- [Exercise]: Output all entries verbatim. Skip pictures.

[Data extracted from a collection]
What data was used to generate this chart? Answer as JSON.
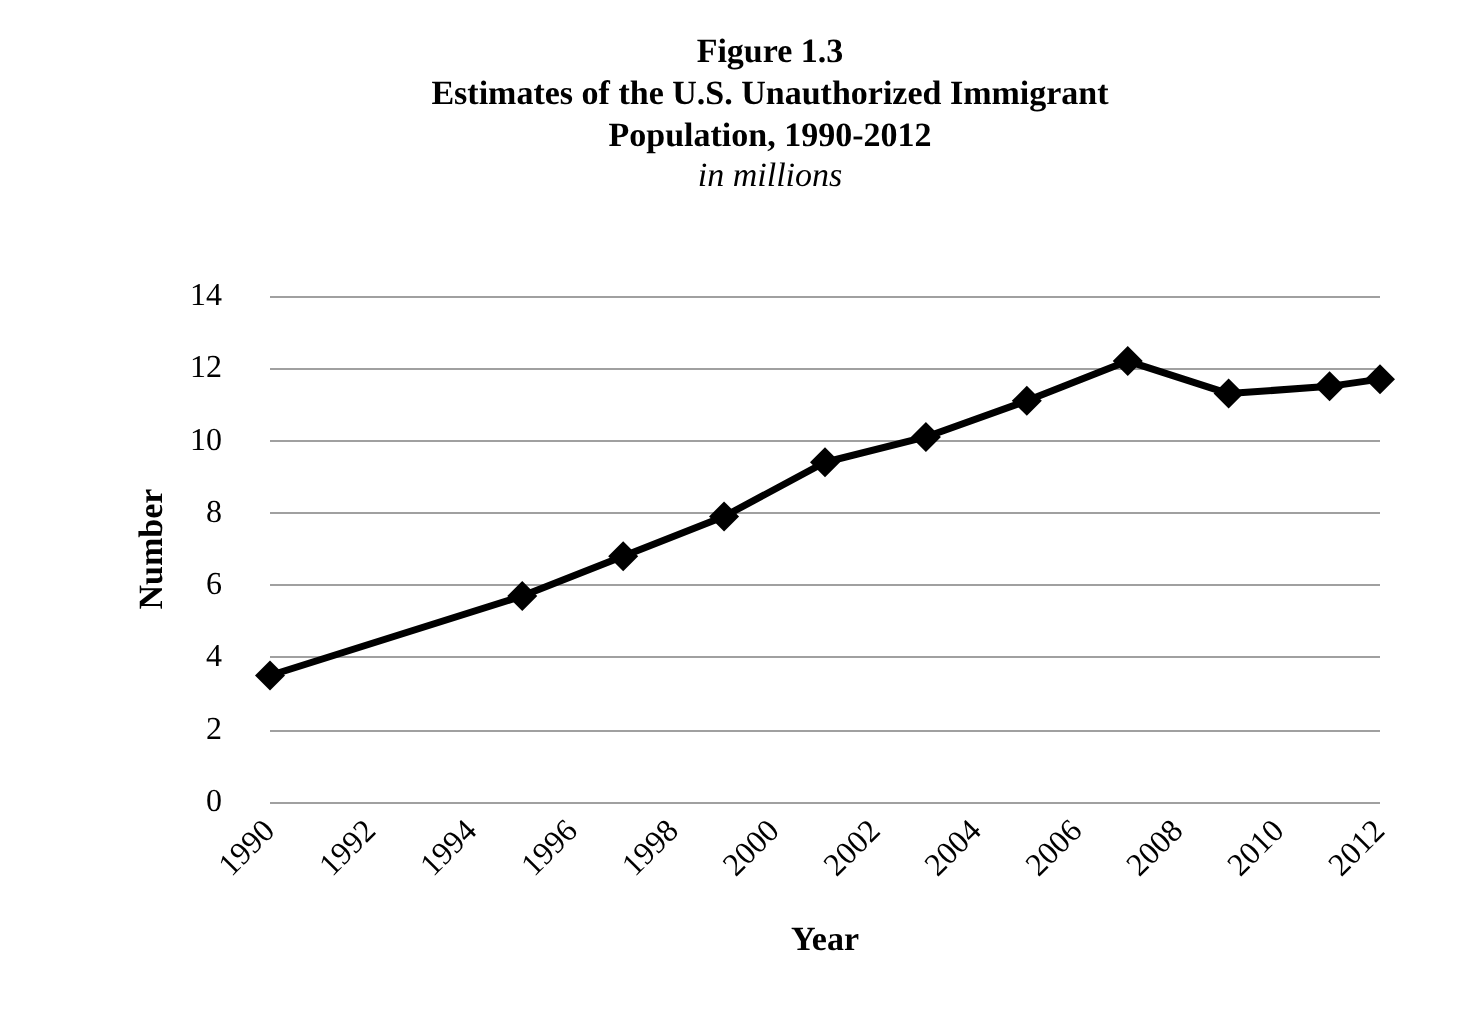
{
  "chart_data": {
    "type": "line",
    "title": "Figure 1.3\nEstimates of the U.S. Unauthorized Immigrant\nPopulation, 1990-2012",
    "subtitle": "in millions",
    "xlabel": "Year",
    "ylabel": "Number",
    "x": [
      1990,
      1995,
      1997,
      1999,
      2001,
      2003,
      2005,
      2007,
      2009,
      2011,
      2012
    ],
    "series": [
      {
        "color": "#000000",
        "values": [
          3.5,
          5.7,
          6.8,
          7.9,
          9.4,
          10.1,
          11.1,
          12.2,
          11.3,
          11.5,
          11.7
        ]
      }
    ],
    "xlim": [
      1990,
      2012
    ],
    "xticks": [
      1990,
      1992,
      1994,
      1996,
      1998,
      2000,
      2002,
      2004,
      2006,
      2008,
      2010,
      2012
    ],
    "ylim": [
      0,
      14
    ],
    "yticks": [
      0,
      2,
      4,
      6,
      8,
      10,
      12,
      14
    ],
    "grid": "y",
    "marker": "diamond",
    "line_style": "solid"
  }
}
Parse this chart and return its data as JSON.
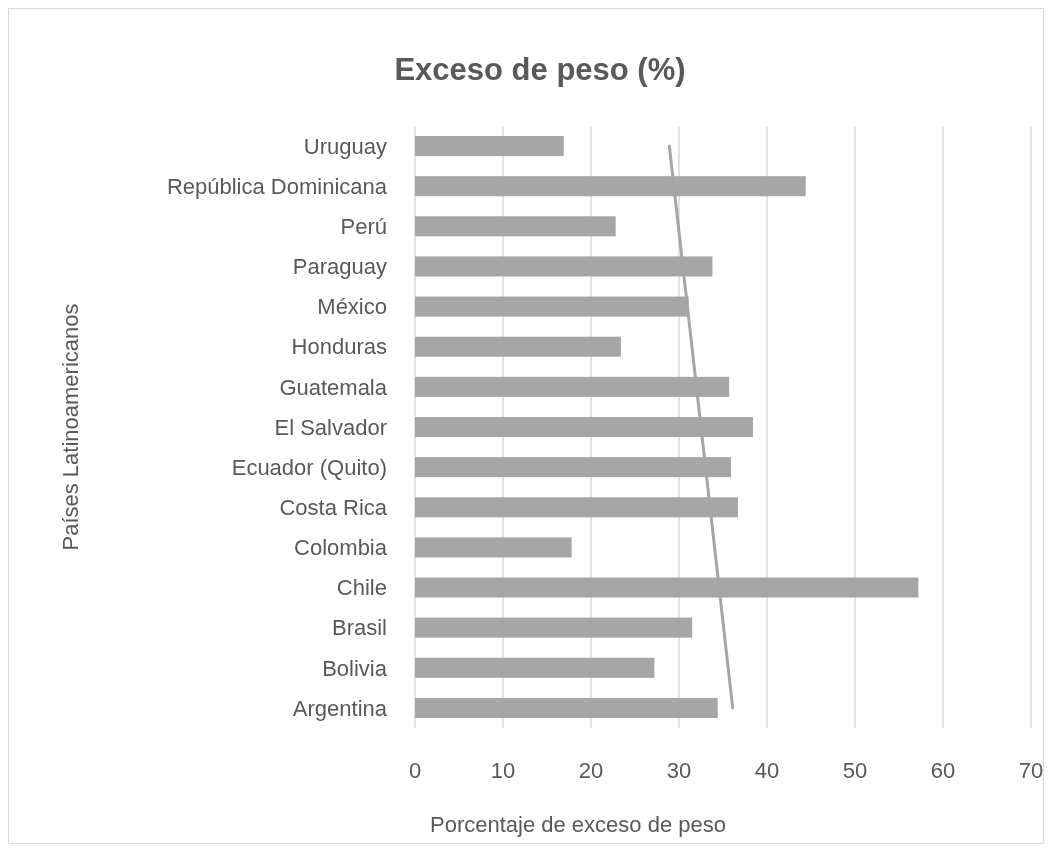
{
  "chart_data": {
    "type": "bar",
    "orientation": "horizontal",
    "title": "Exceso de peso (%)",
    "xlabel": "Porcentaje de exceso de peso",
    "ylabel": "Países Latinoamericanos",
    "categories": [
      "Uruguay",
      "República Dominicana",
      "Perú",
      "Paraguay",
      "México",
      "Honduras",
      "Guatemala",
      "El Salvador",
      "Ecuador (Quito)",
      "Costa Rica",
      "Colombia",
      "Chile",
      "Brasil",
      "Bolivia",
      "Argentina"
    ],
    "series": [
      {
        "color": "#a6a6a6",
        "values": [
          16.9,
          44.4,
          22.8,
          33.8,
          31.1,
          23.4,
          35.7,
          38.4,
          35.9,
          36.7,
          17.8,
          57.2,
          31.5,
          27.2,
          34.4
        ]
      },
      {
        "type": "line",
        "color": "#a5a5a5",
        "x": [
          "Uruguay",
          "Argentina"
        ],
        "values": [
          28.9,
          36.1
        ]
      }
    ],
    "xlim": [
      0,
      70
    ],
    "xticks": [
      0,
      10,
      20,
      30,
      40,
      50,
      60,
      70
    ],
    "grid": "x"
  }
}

- [Output of the task]:
What data was used to generate this chart? Answer as JSON.
{
  "chart_data": {
    "type": "line",
    "title": "Figure 1.3\nEstimates of the U.S. Unauthorized Immigrant\nPopulation, 1990-2012",
    "subtitle": "in millions",
    "xlabel": "Year",
    "ylabel": "Number",
    "x": [
      1990,
      1995,
      1997,
      1999,
      2001,
      2003,
      2005,
      2007,
      2009,
      2011,
      2012
    ],
    "series": [
      {
        "color": "#000000",
        "values": [
          3.5,
          5.7,
          6.8,
          7.9,
          9.4,
          10.1,
          11.1,
          12.2,
          11.3,
          11.5,
          11.7
        ]
      }
    ],
    "xlim": [
      1990,
      2012
    ],
    "xticks": [
      1990,
      1992,
      1994,
      1996,
      1998,
      2000,
      2002,
      2004,
      2006,
      2008,
      2010,
      2012
    ],
    "ylim": [
      0,
      14
    ],
    "yticks": [
      0,
      2,
      4,
      6,
      8,
      10,
      12,
      14
    ],
    "grid": "y",
    "marker": "diamond",
    "line_style": "solid"
  }
}
Parse this chart and return its data as JSON.
{
  "chart_data": {
    "type": "bar",
    "orientation": "horizontal",
    "title": "Exceso de peso (%)",
    "xlabel": "Porcentaje de exceso de peso",
    "ylabel": "Países Latinoamericanos",
    "categories": [
      "Uruguay",
      "República Dominicana",
      "Perú",
      "Paraguay",
      "México",
      "Honduras",
      "Guatemala",
      "El Salvador",
      "Ecuador (Quito)",
      "Costa Rica",
      "Colombia",
      "Chile",
      "Brasil",
      "Bolivia",
      "Argentina"
    ],
    "series": [
      {
        "color": "#a6a6a6",
        "values": [
          16.9,
          44.4,
          22.8,
          33.8,
          31.1,
          23.4,
          35.7,
          38.4,
          35.9,
          36.7,
          17.8,
          57.2,
          31.5,
          27.2,
          34.4
        ]
      },
      {
        "type": "line",
        "color": "#a5a5a5",
        "x": [
          "Uruguay",
          "Argentina"
        ],
        "values": [
          28.9,
          36.1
        ]
      }
    ],
    "xlim": [
      0,
      70
    ],
    "xticks": [
      0,
      10,
      20,
      30,
      40,
      50,
      60,
      70
    ],
    "grid": "x"
  }
}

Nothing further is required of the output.